*SHORT EXERCISE*: Copy out the data exactly, leaving the pictures behind.

*WORKING DATA*:

[Begin]

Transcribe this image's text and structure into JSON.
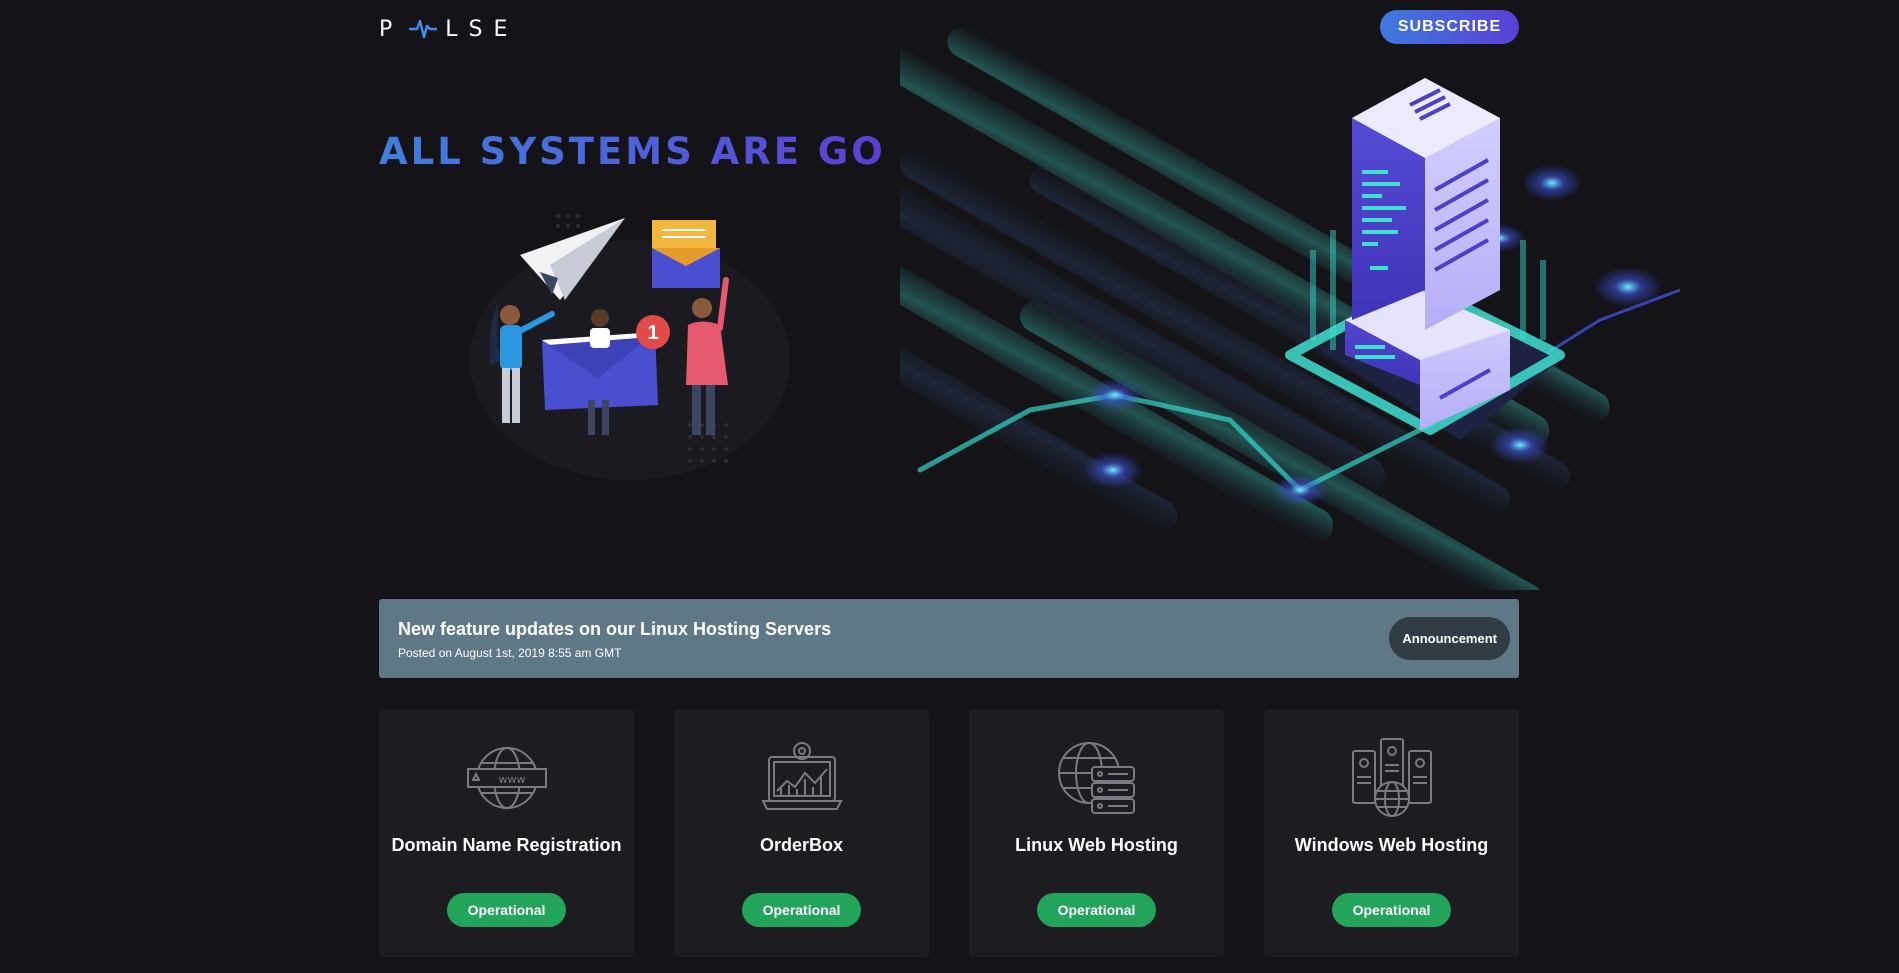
{
  "header": {
    "logo_text": "PULSE",
    "logo_letters": [
      "P",
      "LSE"
    ],
    "subscribe_label": "SUBSCRIBE"
  },
  "hero": {
    "title": "ALL SYSTEMS ARE GO",
    "notification_count": "1"
  },
  "announcement": {
    "title": "New feature updates on our Linux Hosting Servers",
    "posted": "Posted on August 1st, 2019 8:55 am GMT",
    "badge": "Announcement"
  },
  "services": [
    {
      "name": "Domain Name Registration",
      "status": "Operational",
      "icon": "globe-www-icon"
    },
    {
      "name": "OrderBox",
      "status": "Operational",
      "icon": "laptop-gear-chart-icon"
    },
    {
      "name": "Linux Web Hosting",
      "status": "Operational",
      "icon": "globe-server-icon"
    },
    {
      "name": "Windows Web Hosting",
      "status": "Operational",
      "icon": "servers-globe-icon"
    }
  ],
  "colors": {
    "background": "#131318",
    "accent_blue": "#3f7fdc",
    "accent_purple": "#5b3ed2",
    "announcement_bg": "#5f7886",
    "badge_bg": "#313c44",
    "card_bg": "#1c1c21",
    "status_green": "#22a55a",
    "teal": "#3fe0d0"
  }
}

[End]

*REPLY TO THE TASK*:
Transcribe this image's text and structure into JSON.
{
  "header": {
    "logo_text": "PULSE",
    "logo_letters": [
      "P",
      "LSE"
    ],
    "subscribe_label": "SUBSCRIBE"
  },
  "hero": {
    "title": "ALL SYSTEMS ARE GO",
    "notification_count": "1"
  },
  "announcement": {
    "title": "New feature updates on our Linux Hosting Servers",
    "posted": "Posted on August 1st, 2019 8:55 am GMT",
    "badge": "Announcement"
  },
  "services": [
    {
      "name": "Domain Name Registration",
      "status": "Operational",
      "icon": "globe-www-icon"
    },
    {
      "name": "OrderBox",
      "status": "Operational",
      "icon": "laptop-gear-chart-icon"
    },
    {
      "name": "Linux Web Hosting",
      "status": "Operational",
      "icon": "globe-server-icon"
    },
    {
      "name": "Windows Web Hosting",
      "status": "Operational",
      "icon": "servers-globe-icon"
    }
  ],
  "colors": {
    "background": "#131318",
    "accent_blue": "#3f7fdc",
    "accent_purple": "#5b3ed2",
    "announcement_bg": "#5f7886",
    "badge_bg": "#313c44",
    "card_bg": "#1c1c21",
    "status_green": "#22a55a",
    "teal": "#3fe0d0"
  }
}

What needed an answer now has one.